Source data
○ ○ ○
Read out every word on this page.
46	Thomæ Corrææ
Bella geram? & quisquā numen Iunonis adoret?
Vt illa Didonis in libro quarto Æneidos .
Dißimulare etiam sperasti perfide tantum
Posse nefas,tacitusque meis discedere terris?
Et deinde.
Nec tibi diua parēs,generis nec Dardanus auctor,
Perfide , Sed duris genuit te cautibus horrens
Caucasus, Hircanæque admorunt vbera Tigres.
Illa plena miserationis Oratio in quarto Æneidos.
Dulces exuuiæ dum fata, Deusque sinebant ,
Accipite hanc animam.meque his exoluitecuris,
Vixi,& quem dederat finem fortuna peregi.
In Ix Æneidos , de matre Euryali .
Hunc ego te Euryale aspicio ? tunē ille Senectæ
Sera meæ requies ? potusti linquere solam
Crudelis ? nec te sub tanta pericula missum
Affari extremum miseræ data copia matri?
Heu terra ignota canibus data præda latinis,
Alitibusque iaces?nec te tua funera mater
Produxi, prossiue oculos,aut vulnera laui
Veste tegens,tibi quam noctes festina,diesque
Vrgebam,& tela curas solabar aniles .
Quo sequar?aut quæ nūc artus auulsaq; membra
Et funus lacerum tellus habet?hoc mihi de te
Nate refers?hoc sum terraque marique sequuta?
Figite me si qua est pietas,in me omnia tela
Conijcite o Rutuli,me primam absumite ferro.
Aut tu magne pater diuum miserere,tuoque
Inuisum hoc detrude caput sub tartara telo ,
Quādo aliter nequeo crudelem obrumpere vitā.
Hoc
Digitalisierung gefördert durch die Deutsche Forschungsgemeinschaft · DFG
○ ○ ○
▸ **Your instructions**
Above are some records; repeat all of them exactly.

▸ **Exercise result**
Read out every word on this page.
46	Thomæ Corrææ
Bella geram? & quisquā numen Iunonis adoret?
Vt illa Didonis in libro quarto Æneidos .
Dißimulare etiam sperasti perfide tantum
Posse nefas,tacitusque meis discedere terris?
Et deinde.
Nec tibi diua parēs,generis nec Dardanus auctor,
Perfide , Sed duris genuit te cautibus horrens
Caucasus, Hircanæque admorunt vbera Tigres.
Illa plena miserationis Oratio in quarto Æneidos.
Dulces exuuiæ dum fata, Deusque sinebant ,
Accipite hanc animam.meque his exoluitecuris,
Vixi,& quem dederat finem fortuna peregi.
In Ix Æneidos , de matre Euryali .
Hunc ego te Euryale aspicio ? tunē ille Senectæ
Sera meæ requies ? potusti linquere solam
Crudelis ? nec te sub tanta pericula missum
Affari extremum miseræ data copia matri?
Heu terra ignota canibus data præda latinis,
Alitibusque iaces?nec te tua funera mater
Produxi, prossiue oculos,aut vulnera laui
Veste tegens,tibi quam noctes festina,diesque
Vrgebam,& tela curas solabar aniles .
Quo sequar?aut quæ nūc artus auulsaq; membra
Et funus lacerum tellus habet?hoc mihi de te
Nate refers?hoc sum terraque marique sequuta?
Figite me si qua est pietas,in me omnia tela
Conijcite o Rutuli,me primam absumite ferro.
Aut tu magne pater diuum miserere,tuoque
Inuisum hoc detrude caput sub tartara telo ,
Quādo aliter nequeo crudelem obrumpere vitā.
Hoc
Digitalisierung gefördert durch die Deutsche Forschungsgemeinschaft · DFG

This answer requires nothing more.